This setup was crafted by William Clifford in the 1870s, combining quaternions and Grassmann algebras. His aim was a system capturing space’s geometry, defining how lines, planes, and volumes interact.

From these rules, $Cl(n)$ generates:

Now, how do we rotate things in this system?

Introducing a rotor, $R$.

A rotor is a special object from $Cl(n)$ designed to spin vectors without stretching them.

A single-plane rotor is: \(R_{ij} = \cos(\theta/2) + \sin(\theta/2) e_i e_j\)

This is a multivector, blending numbers and plane-spinning terms, and it rotates a vector $x$ into $x’$ via:

\[R x \tilde{R} = x'\]

This keeps $x$’s length unchanged, aligning with $SO(n)$’s rule for pure rotations.

A general rotor combines these across $\frac{n(n-1)}{2}$ planes:

\[R = \prod_{k=1}^{\frac{n(n-1)}{2}} [\cos(\theta_k/2) + \sin(\theta_k/2) B_k]\]

Where $B_k$ is a bivector defined as $e_i e_j$ for some $i, j$ pair.

You can likely see similarities between this and Givens rotations. Both approaches define $SO(n)$ matrices as a product of simpler, rotations of planes.

As a result, Clifford rotors generalize elegantly but end up reducing to Givens rotations when implemented.

Exponential Map

The exponential map connects linear spaces to curved geometric structures.

Both the Orthogonal Group $O(n)$ and the Special Orthogonal Group $SO(n)$ are Lie groups, meaning they are groups with a specific geometric structure.

We’re aiming to parameterise a linear layer weight matrix in the Special Orthogonal group $W \in SO(n)$.

The Lie algebra of $SO(n)$, denoted $so(n)$, is the tangent space at the identity, consisting of all $n \times n$ skew-symmetric matrices $A$ where $A^T = -A$.

This space has dimension $n(n-1)/2$, reflecting the degrees of freedom in an $n$-dimensional rotation.

The exponential map bridges this algebra to the group:

\[\exp: \mathfrak{so}(n) \to SO(n), \quad A \mapsto \exp(A) = \sum_{k=0}^\infty \frac{1}{k!} A^k\]

For any skew-symmetric $A$, $\exp(A)$ is an orthogonal matrix in $SO(n)$. This property is rooted in the geometry of the Stiefel manifold $V_n(\mathbb{R}^n)$, where $SO(n)$ resides as a subset of all orthonormal $n$-frames. The exponential map provides a smooth path from a linear representation (skew-symmetric matrices) to the curved space of rotations, making it a natural fit for enforcing orthogonality in deep learning.

__Data lines__

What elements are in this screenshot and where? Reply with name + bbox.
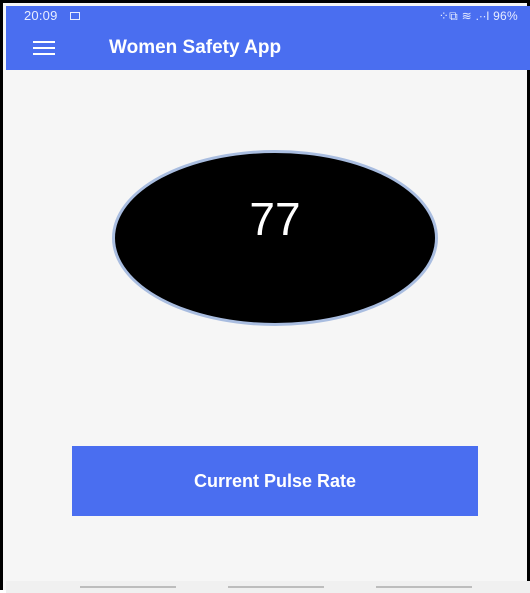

__Work instructions__
Carry on the piece on Clifford rotors and the exponential map for orthogonal weight matrices, starting right after its final sentence.

__Written answer__
There are two interesting ways we can apply exponential maps

Projecting Gradients onto the Local Orthogonal Space

This method starts with a standard $n \times n$ weight matrix $W$ and ensures it remains on $SO(n)$ during training.

It uses the exponential map to update $W$ by projecting the loss gradient into the tangent space at $W$ (the “local orthogonal space”) and then curving the update along the manifold.

During training, we calculate $\nabla_W L$, the gradient of the loss with respect to $W$, as in standard gradient descent.

Project $\nabla_W L$ into $so(n)$ at $W$ using: \(G = \frac{1}{2} W^T (\nabla_W L - W \nabla_W L^T W)\)

$G$ is skew-symmetric and represents the orthogonal component of the gradient.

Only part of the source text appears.